↓

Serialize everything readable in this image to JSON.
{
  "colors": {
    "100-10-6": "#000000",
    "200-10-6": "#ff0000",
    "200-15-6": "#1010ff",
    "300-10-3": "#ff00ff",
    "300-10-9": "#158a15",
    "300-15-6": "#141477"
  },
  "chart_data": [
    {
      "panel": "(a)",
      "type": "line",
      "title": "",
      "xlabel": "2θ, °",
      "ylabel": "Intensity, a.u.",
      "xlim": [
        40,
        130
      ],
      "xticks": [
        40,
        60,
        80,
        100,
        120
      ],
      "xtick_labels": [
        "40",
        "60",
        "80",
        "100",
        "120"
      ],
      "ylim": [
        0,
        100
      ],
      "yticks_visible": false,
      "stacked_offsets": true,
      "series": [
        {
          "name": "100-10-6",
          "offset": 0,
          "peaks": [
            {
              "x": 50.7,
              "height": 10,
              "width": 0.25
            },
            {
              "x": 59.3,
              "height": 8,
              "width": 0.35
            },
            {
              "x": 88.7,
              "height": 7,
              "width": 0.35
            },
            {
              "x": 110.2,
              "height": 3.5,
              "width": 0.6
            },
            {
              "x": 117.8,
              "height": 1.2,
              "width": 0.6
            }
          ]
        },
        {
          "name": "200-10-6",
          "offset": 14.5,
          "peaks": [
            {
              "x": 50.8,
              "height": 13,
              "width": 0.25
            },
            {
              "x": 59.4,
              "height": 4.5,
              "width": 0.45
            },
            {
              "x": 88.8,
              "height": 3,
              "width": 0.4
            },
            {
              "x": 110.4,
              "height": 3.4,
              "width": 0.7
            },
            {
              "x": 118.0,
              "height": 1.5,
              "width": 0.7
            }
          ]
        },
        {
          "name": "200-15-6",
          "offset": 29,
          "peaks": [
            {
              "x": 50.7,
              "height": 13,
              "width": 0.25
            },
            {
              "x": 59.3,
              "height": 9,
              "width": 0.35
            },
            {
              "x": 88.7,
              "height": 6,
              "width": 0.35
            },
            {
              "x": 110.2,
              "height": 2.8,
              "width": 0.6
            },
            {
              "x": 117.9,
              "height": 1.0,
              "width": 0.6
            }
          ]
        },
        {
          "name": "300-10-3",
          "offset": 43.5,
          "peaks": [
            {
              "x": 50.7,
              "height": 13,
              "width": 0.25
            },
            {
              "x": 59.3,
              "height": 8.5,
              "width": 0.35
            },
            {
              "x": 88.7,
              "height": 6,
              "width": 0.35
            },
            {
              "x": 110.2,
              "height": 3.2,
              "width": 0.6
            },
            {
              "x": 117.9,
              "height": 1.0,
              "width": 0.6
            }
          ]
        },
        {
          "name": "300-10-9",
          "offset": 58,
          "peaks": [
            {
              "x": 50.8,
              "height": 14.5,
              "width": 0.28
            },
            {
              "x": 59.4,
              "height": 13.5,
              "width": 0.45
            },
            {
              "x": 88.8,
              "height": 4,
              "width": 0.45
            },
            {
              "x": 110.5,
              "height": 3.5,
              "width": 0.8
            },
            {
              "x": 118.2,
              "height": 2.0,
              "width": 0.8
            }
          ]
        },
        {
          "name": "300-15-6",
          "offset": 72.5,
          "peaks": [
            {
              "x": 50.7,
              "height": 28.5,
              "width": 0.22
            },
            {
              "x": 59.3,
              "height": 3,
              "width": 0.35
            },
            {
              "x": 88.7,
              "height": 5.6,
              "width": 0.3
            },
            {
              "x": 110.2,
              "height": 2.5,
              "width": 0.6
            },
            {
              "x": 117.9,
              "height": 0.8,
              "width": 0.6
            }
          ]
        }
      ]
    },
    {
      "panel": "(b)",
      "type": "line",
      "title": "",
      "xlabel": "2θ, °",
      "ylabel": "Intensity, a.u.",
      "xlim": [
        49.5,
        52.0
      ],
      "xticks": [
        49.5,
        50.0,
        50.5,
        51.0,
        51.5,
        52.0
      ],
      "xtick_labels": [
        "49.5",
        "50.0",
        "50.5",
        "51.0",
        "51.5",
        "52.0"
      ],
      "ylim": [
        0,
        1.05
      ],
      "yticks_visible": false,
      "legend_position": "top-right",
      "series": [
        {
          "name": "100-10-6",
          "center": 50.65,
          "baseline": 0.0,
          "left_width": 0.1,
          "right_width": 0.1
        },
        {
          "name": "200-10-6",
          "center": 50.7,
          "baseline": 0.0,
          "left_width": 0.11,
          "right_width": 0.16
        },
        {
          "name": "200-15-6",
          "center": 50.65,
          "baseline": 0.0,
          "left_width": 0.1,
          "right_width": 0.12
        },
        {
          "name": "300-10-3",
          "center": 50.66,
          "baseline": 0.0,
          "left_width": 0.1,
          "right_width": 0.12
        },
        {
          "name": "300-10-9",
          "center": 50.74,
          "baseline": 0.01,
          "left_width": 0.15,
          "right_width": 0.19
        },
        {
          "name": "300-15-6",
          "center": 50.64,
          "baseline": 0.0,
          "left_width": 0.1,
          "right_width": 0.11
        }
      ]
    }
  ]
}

↑

■ Problem to work on ■
Show the data once more, exactly as it was written.

■ Answer below ■
Serialize everything readable in this image to JSON.
{
  "colors": {
    "100-10-6": "#000000",
    "200-10-6": "#ff0000",
    "200-15-6": "#1010ff",
    "300-10-3": "#ff00ff",
    "300-10-9": "#158a15",
    "300-15-6": "#141477"
  },
  "chart_data": [
    {
      "panel": "(a)",
      "type": "line",
      "title": "",
      "xlabel": "2θ, °",
      "ylabel": "Intensity, a.u.",
      "xlim": [
        40,
        130
      ],
      "xticks": [
        40,
        60,
        80,
        100,
        120
      ],
      "xtick_labels": [
        "40",
        "60",
        "80",
        "100",
        "120"
      ],
      "ylim": [
        0,
        100
      ],
      "yticks_visible": false,
      "stacked_offsets": true,
      "series": [
        {
          "name": "100-10-6",
          "offset": 0,
          "peaks": [
            {
              "x": 50.7,
              "height": 10,
              "width": 0.25
            },
            {
              "x": 59.3,
              "height": 8,
              "width": 0.35
            },
            {
              "x": 88.7,
              "height": 7,
              "width": 0.35
            },
            {
              "x": 110.2,
              "height": 3.5,
              "width": 0.6
            },
            {
              "x": 117.8,
              "height": 1.2,
              "width": 0.6
            }
          ]
        },
        {
          "name": "200-10-6",
          "offset": 14.5,
          "peaks": [
            {
              "x": 50.8,
              "height": 13,
              "width": 0.25
            },
            {
              "x": 59.4,
              "height": 4.5,
              "width": 0.45
            },
            {
              "x": 88.8,
              "height": 3,
              "width": 0.4
            },
            {
              "x": 110.4,
              "height": 3.4,
              "width": 0.7
            },
            {
              "x": 118.0,
              "height": 1.5,
              "width": 0.7
            }
          ]
        },
        {
          "name": "200-15-6",
          "offset": 29,
          "peaks": [
            {
              "x": 50.7,
              "height": 13,
              "width": 0.25
            },
            {
              "x": 59.3,
              "height": 9,
              "width": 0.35
            },
            {
              "x": 88.7,
              "height": 6,
              "width": 0.35
            },
            {
              "x": 110.2,
              "height": 2.8,
              "width": 0.6
            },
            {
              "x": 117.9,
              "height": 1.0,
              "width": 0.6
            }
          ]
        },
        {
          "name": "300-10-3",
          "offset": 43.5,
          "peaks": [
            {
              "x": 50.7,
              "height": 13,
              "width": 0.25
            },
            {
              "x": 59.3,
              "height": 8.5,
              "width": 0.35
            },
            {
              "x": 88.7,
              "height": 6,
              "width": 0.35
            },
            {
              "x": 110.2,
              "height": 3.2,
              "width": 0.6
            },
            {
              "x": 117.9,
              "height": 1.0,
              "width": 0.6
            }
          ]
        },
        {
          "name": "300-10-9",
          "offset": 58,
          "peaks": [
            {
              "x": 50.8,
              "height": 14.5,
              "width": 0.28
            },
            {
              "x": 59.4,
              "height": 13.5,
              "width": 0.45
            },
            {
              "x": 88.8,
              "height": 4,
              "width": 0.45
            },
            {
              "x": 110.5,
              "height": 3.5,
              "width": 0.8
            },
            {
              "x": 118.2,
              "height": 2.0,
              "width": 0.8
            }
          ]
        },
        {
          "name": "300-15-6",
          "offset": 72.5,
          "peaks": [
            {
              "x": 50.7,
              "height": 28.5,
              "width": 0.22
            },
            {
              "x": 59.3,
              "height": 3,
              "width": 0.35
            },
            {
              "x": 88.7,
              "height": 5.6,
              "width": 0.3
            },
            {
              "x": 110.2,
              "height": 2.5,
              "width": 0.6
            },
            {
              "x": 117.9,
              "height": 0.8,
              "width": 0.6
            }
          ]
        }
      ]
    },
    {
      "panel": "(b)",
      "type": "line",
      "title": "",
      "xlabel": "2θ, °",
      "ylabel": "Intensity, a.u.",
      "xlim": [
        49.5,
        52.0
      ],
      "xticks": [
        49.5,
        50.0,
        50.5,
        51.0,
        51.5,
        52.0
      ],
      "xtick_labels": [
        "49.5",
        "50.0",
        "50.5",
        "51.0",
        "51.5",
        "52.0"
      ],
      "ylim": [
        0,
        1.05
      ],
      "yticks_visible": false,
      "legend_position": "top-right",
      "series": [
        {
          "name": "100-10-6",
          "center": 50.65,
          "baseline": 0.0,
          "left_width": 0.1,
          "right_width": 0.1
        },
        {
          "name": "200-10-6",
          "center": 50.7,
          "baseline": 0.0,
          "left_width": 0.11,
          "right_width": 0.16
        },
        {
          "name": "200-15-6",
          "center": 50.65,
          "baseline": 0.0,
          "left_width": 0.1,
          "right_width": 0.12
        },
        {
          "name": "300-10-3",
          "center": 50.66,
          "baseline": 0.0,
          "left_width": 0.1,
          "right_width": 0.12
        },
        {
          "name": "300-10-9",
          "center": 50.74,
          "baseline": 0.01,
          "left_width": 0.15,
          "right_width": 0.19
        },
        {
          "name": "300-15-6",
          "center": 50.64,
          "baseline": 0.0,
          "left_width": 0.1,
          "right_width": 0.11
        }
      ]
    }
  ]
}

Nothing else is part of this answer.